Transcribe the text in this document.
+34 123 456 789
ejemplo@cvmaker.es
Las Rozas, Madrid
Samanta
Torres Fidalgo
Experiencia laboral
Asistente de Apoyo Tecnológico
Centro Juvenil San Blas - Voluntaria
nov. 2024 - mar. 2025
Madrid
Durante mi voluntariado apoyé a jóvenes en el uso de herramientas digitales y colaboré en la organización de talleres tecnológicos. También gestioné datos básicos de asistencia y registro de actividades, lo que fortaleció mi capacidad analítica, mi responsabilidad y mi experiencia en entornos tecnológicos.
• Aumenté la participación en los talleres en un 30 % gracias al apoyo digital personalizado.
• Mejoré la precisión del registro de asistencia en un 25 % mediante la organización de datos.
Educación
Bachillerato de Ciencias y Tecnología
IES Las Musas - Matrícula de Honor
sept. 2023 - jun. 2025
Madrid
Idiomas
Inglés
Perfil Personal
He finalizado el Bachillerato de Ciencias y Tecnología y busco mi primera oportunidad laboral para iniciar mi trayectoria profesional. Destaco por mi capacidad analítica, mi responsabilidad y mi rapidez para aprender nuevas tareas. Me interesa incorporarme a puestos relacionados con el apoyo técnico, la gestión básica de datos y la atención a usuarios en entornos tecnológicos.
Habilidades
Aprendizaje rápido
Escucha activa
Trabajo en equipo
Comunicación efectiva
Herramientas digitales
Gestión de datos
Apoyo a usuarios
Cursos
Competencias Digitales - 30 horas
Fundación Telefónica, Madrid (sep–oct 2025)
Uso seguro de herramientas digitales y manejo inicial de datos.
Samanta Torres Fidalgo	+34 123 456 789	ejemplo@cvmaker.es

*-*-*

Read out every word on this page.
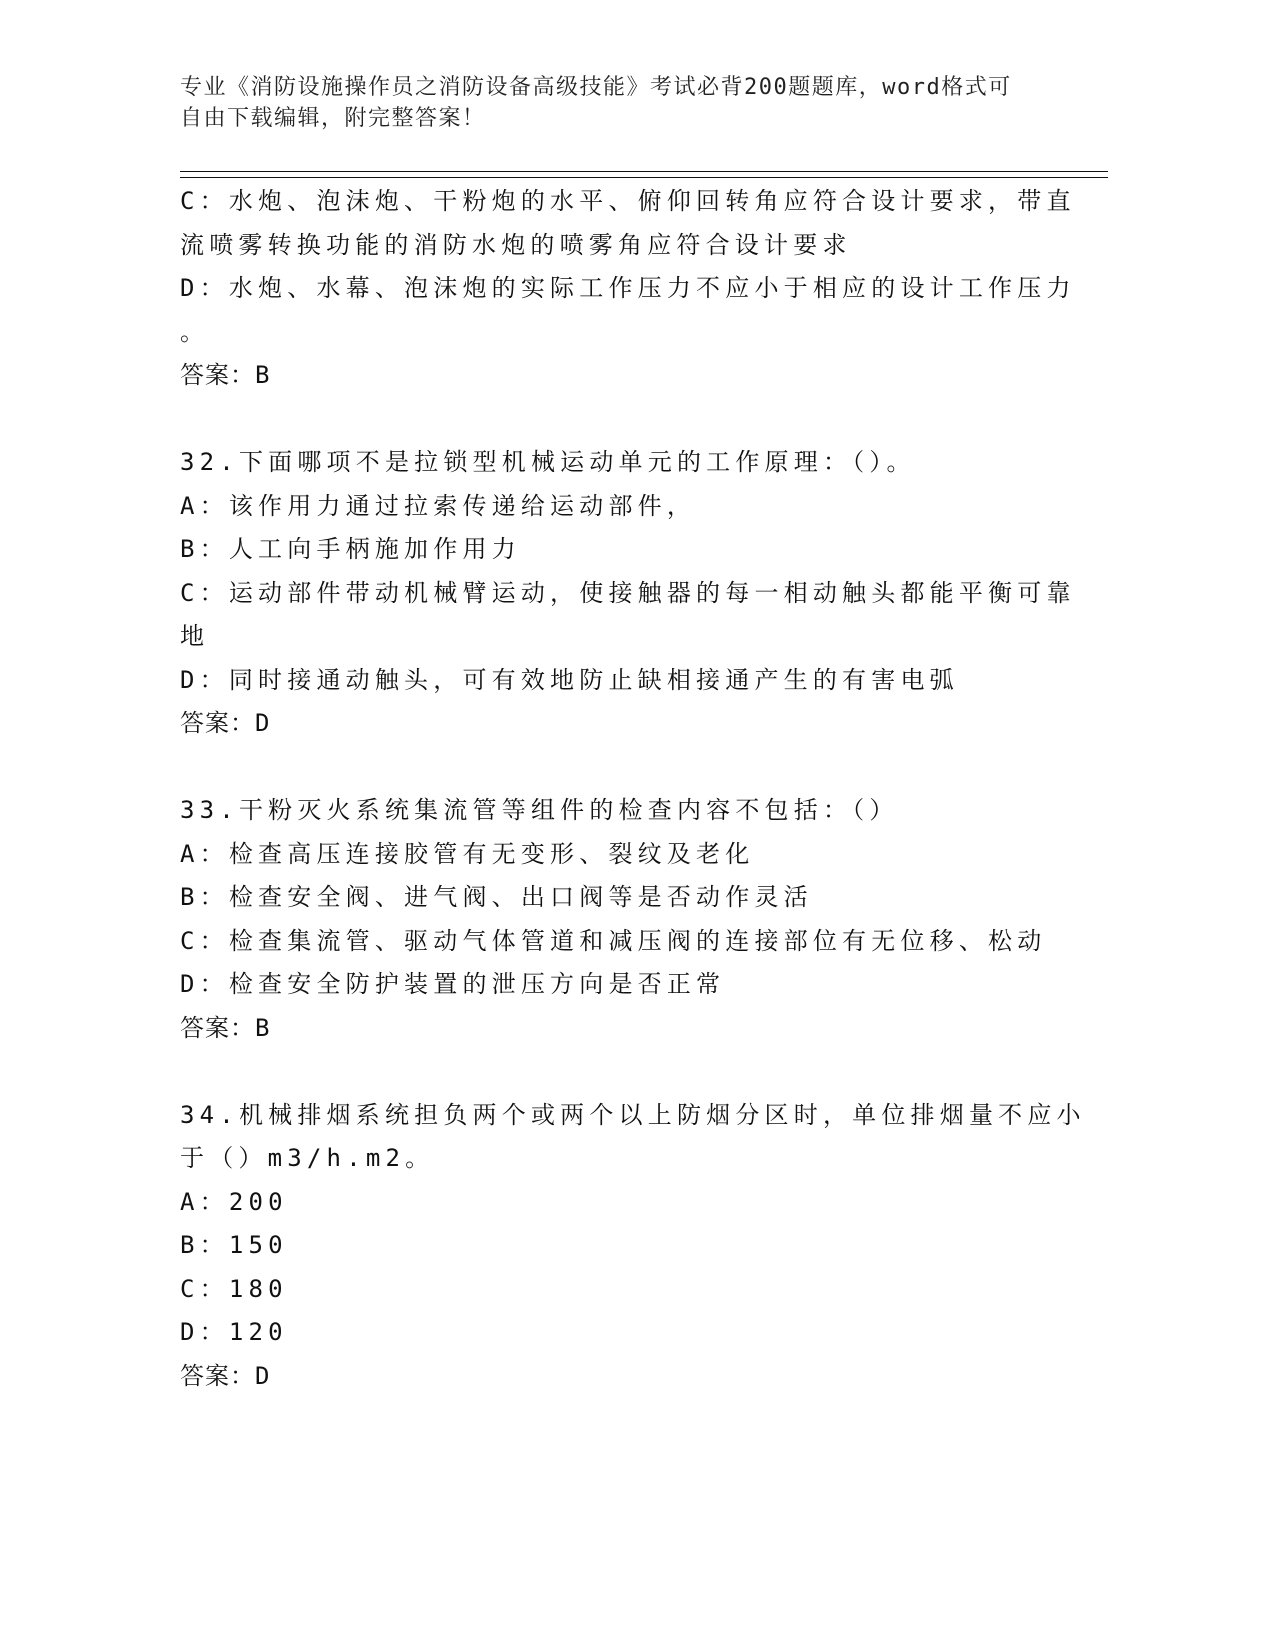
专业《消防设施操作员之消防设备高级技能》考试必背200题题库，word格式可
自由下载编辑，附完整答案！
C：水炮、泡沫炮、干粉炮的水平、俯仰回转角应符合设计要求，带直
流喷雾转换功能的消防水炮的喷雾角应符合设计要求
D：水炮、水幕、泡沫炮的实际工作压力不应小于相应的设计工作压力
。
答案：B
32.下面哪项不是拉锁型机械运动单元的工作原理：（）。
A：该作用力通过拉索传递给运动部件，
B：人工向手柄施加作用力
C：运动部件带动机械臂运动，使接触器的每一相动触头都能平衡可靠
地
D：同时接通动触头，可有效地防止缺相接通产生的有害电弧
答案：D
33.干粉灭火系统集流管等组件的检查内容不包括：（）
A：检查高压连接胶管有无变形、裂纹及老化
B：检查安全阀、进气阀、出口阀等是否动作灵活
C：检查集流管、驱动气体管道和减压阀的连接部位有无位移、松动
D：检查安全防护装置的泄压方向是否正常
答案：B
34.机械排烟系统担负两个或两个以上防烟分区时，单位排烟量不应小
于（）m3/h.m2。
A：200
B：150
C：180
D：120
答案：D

*-*-*

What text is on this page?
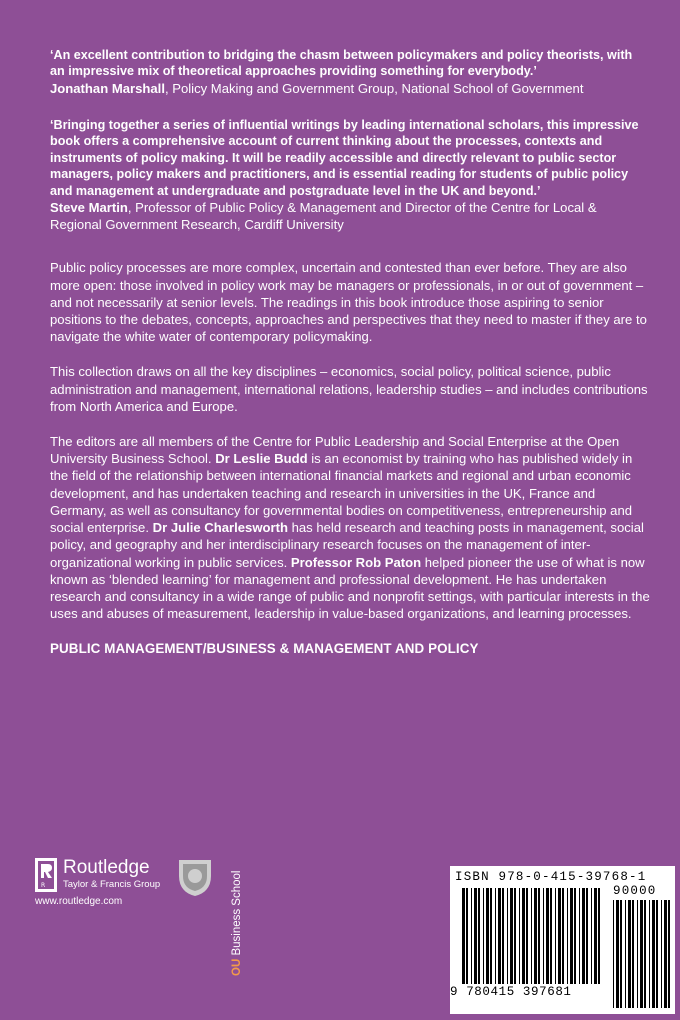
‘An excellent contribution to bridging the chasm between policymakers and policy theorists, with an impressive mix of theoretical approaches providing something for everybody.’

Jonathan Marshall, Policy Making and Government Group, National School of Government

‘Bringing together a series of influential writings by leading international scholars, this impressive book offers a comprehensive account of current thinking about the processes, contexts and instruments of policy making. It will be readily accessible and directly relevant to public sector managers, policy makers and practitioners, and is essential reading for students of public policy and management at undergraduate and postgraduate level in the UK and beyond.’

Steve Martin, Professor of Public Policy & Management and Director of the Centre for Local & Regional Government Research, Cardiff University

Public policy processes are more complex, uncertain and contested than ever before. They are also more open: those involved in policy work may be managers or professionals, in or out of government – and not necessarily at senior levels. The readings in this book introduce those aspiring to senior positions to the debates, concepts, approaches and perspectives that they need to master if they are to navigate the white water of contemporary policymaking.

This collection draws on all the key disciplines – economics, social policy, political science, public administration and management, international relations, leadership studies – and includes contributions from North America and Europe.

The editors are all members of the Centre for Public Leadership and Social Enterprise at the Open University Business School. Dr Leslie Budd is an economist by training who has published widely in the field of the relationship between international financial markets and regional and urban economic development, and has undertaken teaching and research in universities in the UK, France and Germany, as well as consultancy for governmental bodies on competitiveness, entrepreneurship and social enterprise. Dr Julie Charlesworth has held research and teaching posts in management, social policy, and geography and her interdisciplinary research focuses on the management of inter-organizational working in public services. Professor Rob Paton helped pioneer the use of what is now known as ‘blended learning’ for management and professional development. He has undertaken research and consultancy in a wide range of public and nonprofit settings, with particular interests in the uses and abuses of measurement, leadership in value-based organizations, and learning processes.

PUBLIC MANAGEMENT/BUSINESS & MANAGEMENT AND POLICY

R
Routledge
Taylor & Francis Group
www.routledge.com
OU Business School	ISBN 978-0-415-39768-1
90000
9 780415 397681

*-*-*

• Stated exercise:
Pull every line containing the word "responsabilidad" out of the material and copy it.

• Written response:
Durante mi voluntariado apoyé a jóvenes en el uso de herramientas digitales y colaboré en la organización de talleres tecnológicos. También gestioné datos básicos de asistencia y registro de actividades, lo que fortaleció mi capacidad analítica, mi responsabilidad y mi experiencia en entornos tecnológicos.
He finalizado el Bachillerato de Ciencias y Tecnología y busco mi primera oportunidad laboral para iniciar mi trayectoria profesional. Destaco por mi capacidad analítica, mi responsabilidad y mi rapidez para aprender nuevas tareas. Me interesa incorporarme a puestos relacionados con el apoyo técnico, la gestión básica de datos y la atención a usuarios en entornos tecnológicos.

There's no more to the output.